● **Written exercise**:
List each line of the data in which the string "nSummer" appears.

● **Records to use**:
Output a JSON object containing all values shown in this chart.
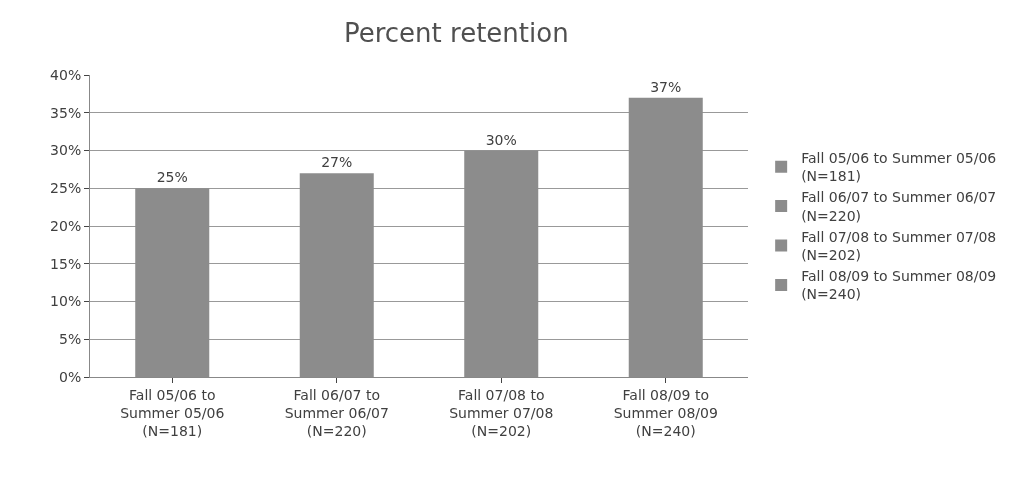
{
  "chart_data": {
    "type": "bar",
    "title": "Percent retention",
    "categories": [
      "Fall 05/06 to\nSummer 05/06\n(N=181)",
      "Fall 06/07 to\nSummer 06/07\n(N=220)",
      "Fall 07/08 to\nSummer 07/08\n(N=202)",
      "Fall 08/09 to\nSummer 08/09\n(N=240)"
    ],
    "series": [
      {
        "name": "Fall 05/06 to Summer 05/06\n(N=181)",
        "color": "#8c8c8c",
        "values": [
          25,
          null,
          null,
          null
        ],
        "value_labels": [
          "25%",
          null,
          null,
          null
        ]
      },
      {
        "name": "Fall 06/07 to Summer 06/07\n(N=220)",
        "color": "#8c8c8c",
        "values": [
          null,
          27,
          null,
          null
        ],
        "value_labels": [
          null,
          "27%",
          null,
          null
        ]
      },
      {
        "name": "Fall 07/08 to Summer 07/08\n(N=202)",
        "color": "#8c8c8c",
        "values": [
          null,
          null,
          30,
          null
        ],
        "value_labels": [
          null,
          null,
          "30%",
          null
        ]
      },
      {
        "name": "Fall 08/09 to Summer 08/09\n(N=240)",
        "color": "#8c8c8c",
        "values": [
          null,
          null,
          null,
          37
        ],
        "value_labels": [
          null,
          null,
          null,
          "37%"
        ]
      }
    ],
    "ylim": [
      0,
      40
    ],
    "yticks": [
      {
        "value": 0,
        "label": "0%"
      },
      {
        "value": 5,
        "label": "5%"
      },
      {
        "value": 10,
        "label": "10%"
      },
      {
        "value": 15,
        "label": "15%"
      },
      {
        "value": 20,
        "label": "20%"
      },
      {
        "value": 25,
        "label": "25%"
      },
      {
        "value": 30,
        "label": "30%"
      },
      {
        "value": 35,
        "label": "35%"
      },
      {
        "value": 40,
        "label": "40%"
      }
    ],
    "grid": "y",
    "legend": "right"
  }
}
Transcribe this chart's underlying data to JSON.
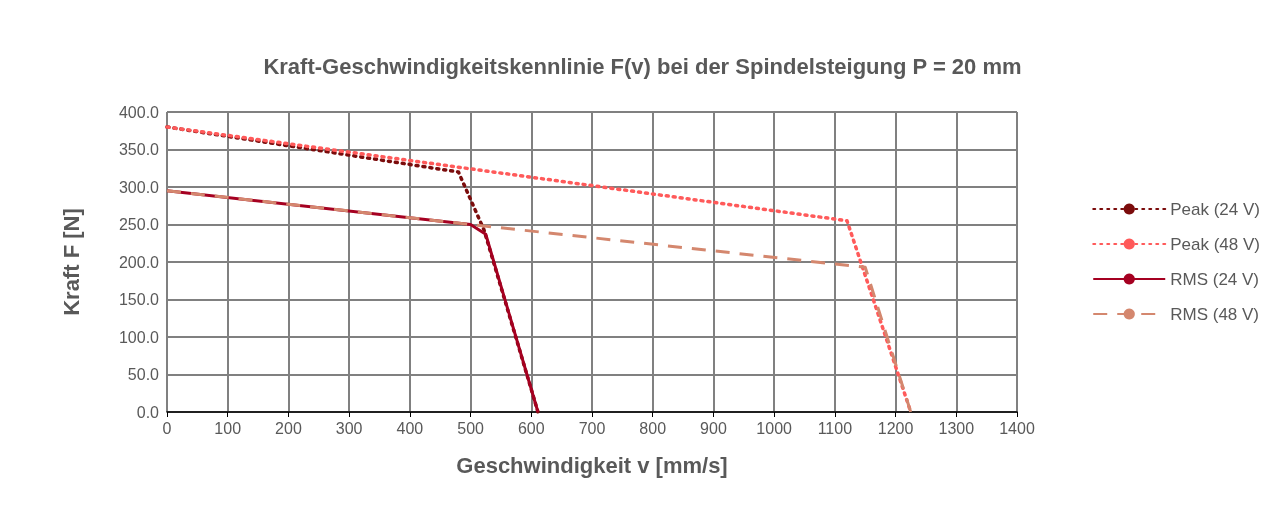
{
  "chart_data": {
    "type": "line",
    "title": "Kraft-Geschwindigkeitskennlinie F(v) bei der Spindelsteigung P = 20 mm",
    "xlabel": "Geschwindigkeit v [mm/s]",
    "ylabel": "Kraft F [N]",
    "xlim": [
      0,
      1400
    ],
    "xticks": [
      0,
      100,
      200,
      300,
      400,
      500,
      600,
      700,
      800,
      900,
      1000,
      1100,
      1200,
      1300,
      1400
    ],
    "ylim": [
      0,
      400
    ],
    "yticks": [
      {
        "value": 0,
        "label": "0.0"
      },
      {
        "value": 50,
        "label": "50.0"
      },
      {
        "value": 100,
        "label": "100.0"
      },
      {
        "value": 150,
        "label": "150.0"
      },
      {
        "value": 200,
        "label": "200.0"
      },
      {
        "value": 250,
        "label": "250.0"
      },
      {
        "value": 300,
        "label": "300.0"
      },
      {
        "value": 350,
        "label": "350.0"
      },
      {
        "value": 400,
        "label": "400.0"
      }
    ],
    "grid": true,
    "legend": "right",
    "marker": "none",
    "series": [
      {
        "name": "Peak (24 V)",
        "color": "#7b0c0c",
        "line_style": "dotted",
        "x": [
          0,
          480,
          522,
          611
        ],
        "values": [
          380,
          320,
          243,
          0
        ]
      },
      {
        "name": "Peak (48 V)",
        "color": "#ff5a5a",
        "line_style": "dotted",
        "x": [
          0,
          1120,
          1225
        ],
        "values": [
          380,
          255,
          0
        ]
      },
      {
        "name": "RMS (24 V)",
        "color": "#a50021",
        "line_style": "solid",
        "x": [
          0,
          500,
          525,
          611
        ],
        "values": [
          295,
          250,
          237,
          0
        ]
      },
      {
        "name": "RMS (48 V)",
        "color": "#d4876e",
        "line_style": "dashed",
        "x": [
          0,
          500,
          1150,
          1225
        ],
        "values": [
          295,
          250,
          193,
          0
        ]
      }
    ]
  }
}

● **Output below**:
      "Fall 05/06 to\nSummer 05/06\n(N=181)",
      "Fall 06/07 to\nSummer 06/07\n(N=220)",
      "Fall 07/08 to\nSummer 07/08\n(N=202)",
      "Fall 08/09 to\nSummer 08/09\n(N=240)"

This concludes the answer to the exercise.